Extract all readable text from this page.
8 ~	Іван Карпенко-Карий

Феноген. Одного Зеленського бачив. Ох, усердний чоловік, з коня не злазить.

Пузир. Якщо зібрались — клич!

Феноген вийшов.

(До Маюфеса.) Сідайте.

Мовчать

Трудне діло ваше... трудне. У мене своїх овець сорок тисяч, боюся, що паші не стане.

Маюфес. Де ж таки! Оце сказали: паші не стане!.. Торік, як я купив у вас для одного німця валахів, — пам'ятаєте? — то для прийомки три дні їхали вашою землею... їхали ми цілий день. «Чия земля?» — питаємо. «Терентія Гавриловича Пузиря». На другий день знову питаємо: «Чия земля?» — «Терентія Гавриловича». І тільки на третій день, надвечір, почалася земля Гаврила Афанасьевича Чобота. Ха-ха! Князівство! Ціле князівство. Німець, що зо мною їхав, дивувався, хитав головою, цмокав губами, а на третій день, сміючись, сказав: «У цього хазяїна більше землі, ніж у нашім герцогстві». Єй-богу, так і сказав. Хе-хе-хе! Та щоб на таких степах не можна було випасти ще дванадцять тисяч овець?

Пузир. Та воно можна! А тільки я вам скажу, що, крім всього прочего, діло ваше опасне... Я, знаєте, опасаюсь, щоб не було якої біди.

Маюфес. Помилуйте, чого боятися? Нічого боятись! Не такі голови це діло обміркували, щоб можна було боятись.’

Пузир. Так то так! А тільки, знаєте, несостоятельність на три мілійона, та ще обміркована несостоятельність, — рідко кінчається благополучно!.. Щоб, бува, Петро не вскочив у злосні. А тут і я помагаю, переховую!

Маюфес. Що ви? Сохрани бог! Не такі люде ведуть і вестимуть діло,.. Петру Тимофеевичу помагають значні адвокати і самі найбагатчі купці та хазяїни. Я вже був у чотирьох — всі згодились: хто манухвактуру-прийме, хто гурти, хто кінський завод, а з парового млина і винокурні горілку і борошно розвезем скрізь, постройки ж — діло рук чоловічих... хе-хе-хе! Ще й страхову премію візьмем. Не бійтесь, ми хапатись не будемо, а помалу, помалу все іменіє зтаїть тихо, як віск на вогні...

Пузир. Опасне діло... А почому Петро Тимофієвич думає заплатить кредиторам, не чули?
*****
Instructions for the task ▸ Copy out each line of the records where the string "такі" appears.

Exercise response ▸
Маюфес. Помилуйте, чого боятися? Нічого боятись! Не такі голови це діло обміркували, щоб можна було боятись.’
Маюфес. Що ви? Сохрани бог! Не такі люде ведуть і вестимуть діло,.. Петру Тимофеевичу помагають значні адвокати і самі найбагатчі купці та хазяїни. Я вже був у чотирьох — всі згодились: хто манухвактуру-прийме, хто гурти, хто кінський завод, а з парового млина і винокурні горілку і борошно розвезем скрізь, постройки ж — діло рук чоловічих... хе-хе-хе! Ще й страхову премію візьмем. Не бійтесь, ми хапатись не будемо, а помалу, помалу все іменіє зтаїть тихо, як віск на вогні...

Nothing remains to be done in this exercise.